WHAT IS NEEDED ::
Copy all entries without alteration and skip the pictures they hold.
===== EXCERPTED DATA
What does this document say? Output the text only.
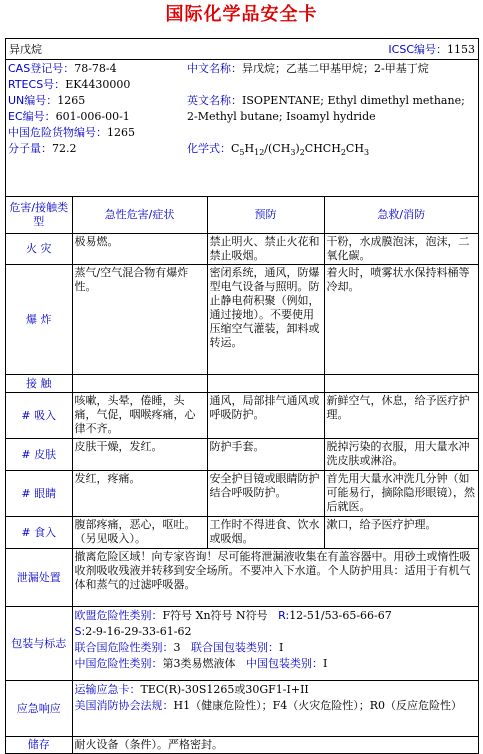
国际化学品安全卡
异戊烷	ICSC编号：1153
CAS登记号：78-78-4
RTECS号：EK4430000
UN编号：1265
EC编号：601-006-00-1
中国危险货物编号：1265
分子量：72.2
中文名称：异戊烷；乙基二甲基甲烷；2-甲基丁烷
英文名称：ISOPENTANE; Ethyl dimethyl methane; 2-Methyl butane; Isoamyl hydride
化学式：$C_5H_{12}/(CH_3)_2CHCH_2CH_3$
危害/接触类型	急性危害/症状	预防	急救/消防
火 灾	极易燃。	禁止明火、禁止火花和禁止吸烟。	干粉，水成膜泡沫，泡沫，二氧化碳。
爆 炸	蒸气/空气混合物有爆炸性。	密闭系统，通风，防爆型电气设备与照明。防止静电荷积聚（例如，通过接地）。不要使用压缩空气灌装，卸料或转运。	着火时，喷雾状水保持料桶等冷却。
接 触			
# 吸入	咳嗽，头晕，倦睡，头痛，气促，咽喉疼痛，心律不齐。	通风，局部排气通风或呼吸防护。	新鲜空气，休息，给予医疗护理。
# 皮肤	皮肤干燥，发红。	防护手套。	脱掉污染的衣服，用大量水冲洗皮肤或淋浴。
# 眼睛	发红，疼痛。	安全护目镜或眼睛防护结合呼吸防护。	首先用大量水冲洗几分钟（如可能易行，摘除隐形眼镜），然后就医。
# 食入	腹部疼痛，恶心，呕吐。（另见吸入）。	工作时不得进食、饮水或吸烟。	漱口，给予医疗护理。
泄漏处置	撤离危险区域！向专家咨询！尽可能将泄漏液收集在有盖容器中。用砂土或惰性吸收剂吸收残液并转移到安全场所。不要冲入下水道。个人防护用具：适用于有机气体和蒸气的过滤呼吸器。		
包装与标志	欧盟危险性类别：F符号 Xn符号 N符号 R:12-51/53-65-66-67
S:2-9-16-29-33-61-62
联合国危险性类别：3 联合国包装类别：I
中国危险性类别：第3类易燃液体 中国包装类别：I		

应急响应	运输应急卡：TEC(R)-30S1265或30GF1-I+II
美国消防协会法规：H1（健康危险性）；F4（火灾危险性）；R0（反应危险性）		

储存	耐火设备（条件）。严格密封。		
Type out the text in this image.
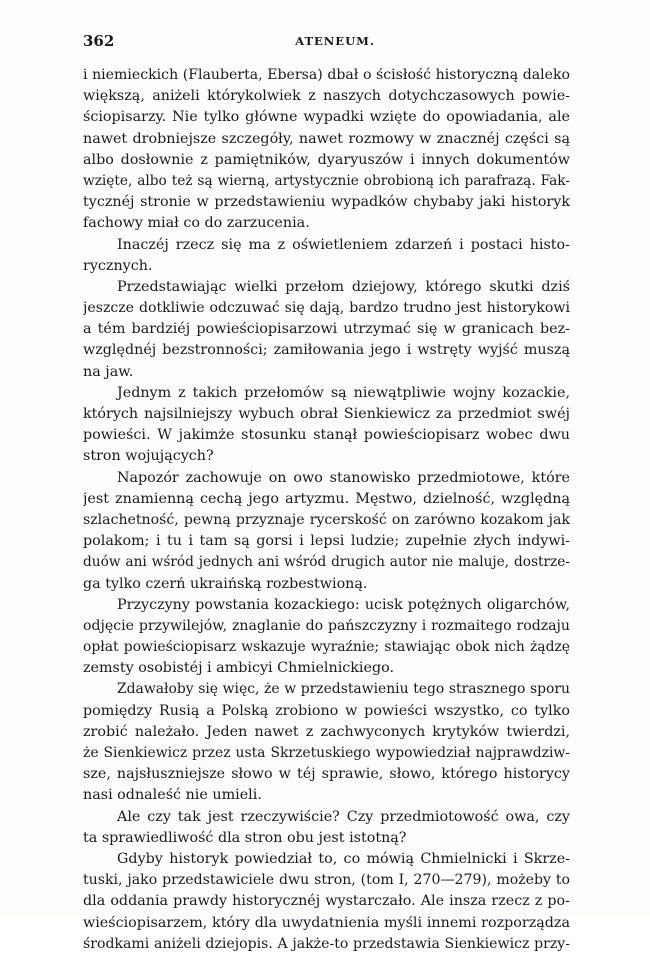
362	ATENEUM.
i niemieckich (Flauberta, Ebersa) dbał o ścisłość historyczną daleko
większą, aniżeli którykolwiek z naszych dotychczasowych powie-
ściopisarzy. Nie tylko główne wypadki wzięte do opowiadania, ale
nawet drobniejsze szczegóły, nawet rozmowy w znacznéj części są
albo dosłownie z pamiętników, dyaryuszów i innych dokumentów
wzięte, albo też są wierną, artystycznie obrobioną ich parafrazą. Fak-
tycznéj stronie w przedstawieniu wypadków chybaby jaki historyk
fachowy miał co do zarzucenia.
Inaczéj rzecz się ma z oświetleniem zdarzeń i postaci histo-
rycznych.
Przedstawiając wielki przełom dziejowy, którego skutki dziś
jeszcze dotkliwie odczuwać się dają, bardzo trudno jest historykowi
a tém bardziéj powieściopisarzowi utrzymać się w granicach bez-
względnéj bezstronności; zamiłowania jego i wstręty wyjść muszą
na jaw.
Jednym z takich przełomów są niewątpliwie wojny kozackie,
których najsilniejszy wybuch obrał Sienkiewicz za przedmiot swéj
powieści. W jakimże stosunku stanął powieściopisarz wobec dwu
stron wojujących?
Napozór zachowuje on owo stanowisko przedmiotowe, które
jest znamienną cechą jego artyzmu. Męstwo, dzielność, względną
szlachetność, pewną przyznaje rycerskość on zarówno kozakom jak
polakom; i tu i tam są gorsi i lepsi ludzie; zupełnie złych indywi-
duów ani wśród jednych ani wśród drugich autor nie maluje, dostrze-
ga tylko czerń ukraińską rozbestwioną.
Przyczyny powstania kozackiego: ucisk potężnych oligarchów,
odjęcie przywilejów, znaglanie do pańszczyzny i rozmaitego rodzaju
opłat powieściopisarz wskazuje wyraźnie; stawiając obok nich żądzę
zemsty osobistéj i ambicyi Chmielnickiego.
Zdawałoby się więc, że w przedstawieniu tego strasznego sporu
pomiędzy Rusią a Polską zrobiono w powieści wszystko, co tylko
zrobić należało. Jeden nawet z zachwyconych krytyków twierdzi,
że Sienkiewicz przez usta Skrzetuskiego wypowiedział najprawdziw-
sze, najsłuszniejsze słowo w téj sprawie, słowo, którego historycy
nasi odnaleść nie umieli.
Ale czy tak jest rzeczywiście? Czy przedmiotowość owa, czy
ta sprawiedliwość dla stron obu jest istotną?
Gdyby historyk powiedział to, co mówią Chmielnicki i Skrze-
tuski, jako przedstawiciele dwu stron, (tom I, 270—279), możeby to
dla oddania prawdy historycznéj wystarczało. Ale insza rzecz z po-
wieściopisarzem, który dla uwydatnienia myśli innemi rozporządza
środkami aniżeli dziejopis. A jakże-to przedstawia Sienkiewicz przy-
==========
RESULT OF THIS EXERCISE ::
What does this document say? Output the text only.
国际化学品安全卡
异戊烷	ICSC编号：1153
CAS登记号：78-78-4
RTECS号：EK4430000
UN编号：1265
EC编号：601-006-00-1
中国危险货物编号：1265
分子量：72.2
中文名称：异戊烷；乙基二甲基甲烷；2-甲基丁烷
英文名称：ISOPENTANE; Ethyl dimethyl methane; 2-Methyl butane; Isoamyl hydride
化学式：$C_5H_{12}/(CH_3)_2CHCH_2CH_3$
危害/接触类型	急性危害/症状	预防	急救/消防
火 灾	极易燃。	禁止明火、禁止火花和禁止吸烟。	干粉，水成膜泡沫，泡沫，二氧化碳。
爆 炸	蒸气/空气混合物有爆炸性。	密闭系统，通风，防爆型电气设备与照明。防止静电荷积聚（例如，通过接地）。不要使用压缩空气灌装，卸料或转运。	着火时，喷雾状水保持料桶等冷却。
接 触			
# 吸入	咳嗽，头晕，倦睡，头痛，气促，咽喉疼痛，心律不齐。	通风，局部排气通风或呼吸防护。	新鲜空气，休息，给予医疗护理。
# 皮肤	皮肤干燥，发红。	防护手套。	脱掉污染的衣服，用大量水冲洗皮肤或淋浴。
# 眼睛	发红，疼痛。	安全护目镜或眼睛防护结合呼吸防护。	首先用大量水冲洗几分钟（如可能易行，摘除隐形眼镜），然后就医。
# 食入	腹部疼痛，恶心，呕吐。（另见吸入）。	工作时不得进食、饮水或吸烟。	漱口，给予医疗护理。
泄漏处置	撤离危险区域！向专家咨询！尽可能将泄漏液收集在有盖容器中。用砂土或惰性吸收剂吸收残液并转移到安全场所。不要冲入下水道。个人防护用具：适用于有机气体和蒸气的过滤呼吸器。		
包装与标志	欧盟危险性类别：F符号 Xn符号 N符号 R:12-51/53-65-66-67
S:2-9-16-29-33-61-62
联合国危险性类别：3 联合国包装类别：I
中国危险性类别：第3类易燃液体 中国包装类别：I		

应急响应	运输应急卡：TEC(R)-30S1265或30GF1-I+II
美国消防协会法规：H1（健康危险性）；F4（火灾危险性）；R0（反应危险性）		

储存	耐火设备（条件）。严格密封。		
Type out the text in this image.
362	ATENEUM.
i niemieckich (Flauberta, Ebersa) dbał o ścisłość historyczną daleko
większą, aniżeli którykolwiek z naszych dotychczasowych powie-
ściopisarzy. Nie tylko główne wypadki wzięte do opowiadania, ale
nawet drobniejsze szczegóły, nawet rozmowy w znacznéj części są
albo dosłownie z pamiętników, dyaryuszów i innych dokumentów
wzięte, albo też są wierną, artystycznie obrobioną ich parafrazą. Fak-
tycznéj stronie w przedstawieniu wypadków chybaby jaki historyk
fachowy miał co do zarzucenia.
Inaczéj rzecz się ma z oświetleniem zdarzeń i postaci histo-
rycznych.
Przedstawiając wielki przełom dziejowy, którego skutki dziś
jeszcze dotkliwie odczuwać się dają, bardzo trudno jest historykowi
a tém bardziéj powieściopisarzowi utrzymać się w granicach bez-
względnéj bezstronności; zamiłowania jego i wstręty wyjść muszą
na jaw.
Jednym z takich przełomów są niewątpliwie wojny kozackie,
których najsilniejszy wybuch obrał Sienkiewicz za przedmiot swéj
powieści. W jakimże stosunku stanął powieściopisarz wobec dwu
stron wojujących?
Napozór zachowuje on owo stanowisko przedmiotowe, które
jest znamienną cechą jego artyzmu. Męstwo, dzielność, względną
szlachetność, pewną przyznaje rycerskość on zarówno kozakom jak
polakom; i tu i tam są gorsi i lepsi ludzie; zupełnie złych indywi-
duów ani wśród jednych ani wśród drugich autor nie maluje, dostrze-
ga tylko czerń ukraińską rozbestwioną.
Przyczyny powstania kozackiego: ucisk potężnych oligarchów,
odjęcie przywilejów, znaglanie do pańszczyzny i rozmaitego rodzaju
opłat powieściopisarz wskazuje wyraźnie; stawiając obok nich żądzę
zemsty osobistéj i ambicyi Chmielnickiego.
Zdawałoby się więc, że w przedstawieniu tego strasznego sporu
pomiędzy Rusią a Polską zrobiono w powieści wszystko, co tylko
zrobić należało. Jeden nawet z zachwyconych krytyków twierdzi,
że Sienkiewicz przez usta Skrzetuskiego wypowiedział najprawdziw-
sze, najsłuszniejsze słowo w téj sprawie, słowo, którego historycy
nasi odnaleść nie umieli.
Ale czy tak jest rzeczywiście? Czy przedmiotowość owa, czy
ta sprawiedliwość dla stron obu jest istotną?
Gdyby historyk powiedział to, co mówią Chmielnicki i Skrze-
tuski, jako przedstawiciele dwu stron, (tom I, 270—279), możeby to
dla oddania prawdy historycznéj wystarczało. Ale insza rzecz z po-
wieściopisarzem, który dla uwydatnienia myśli innemi rozporządza
środkami aniżeli dziejopis. A jakże-to przedstawia Sienkiewicz przy-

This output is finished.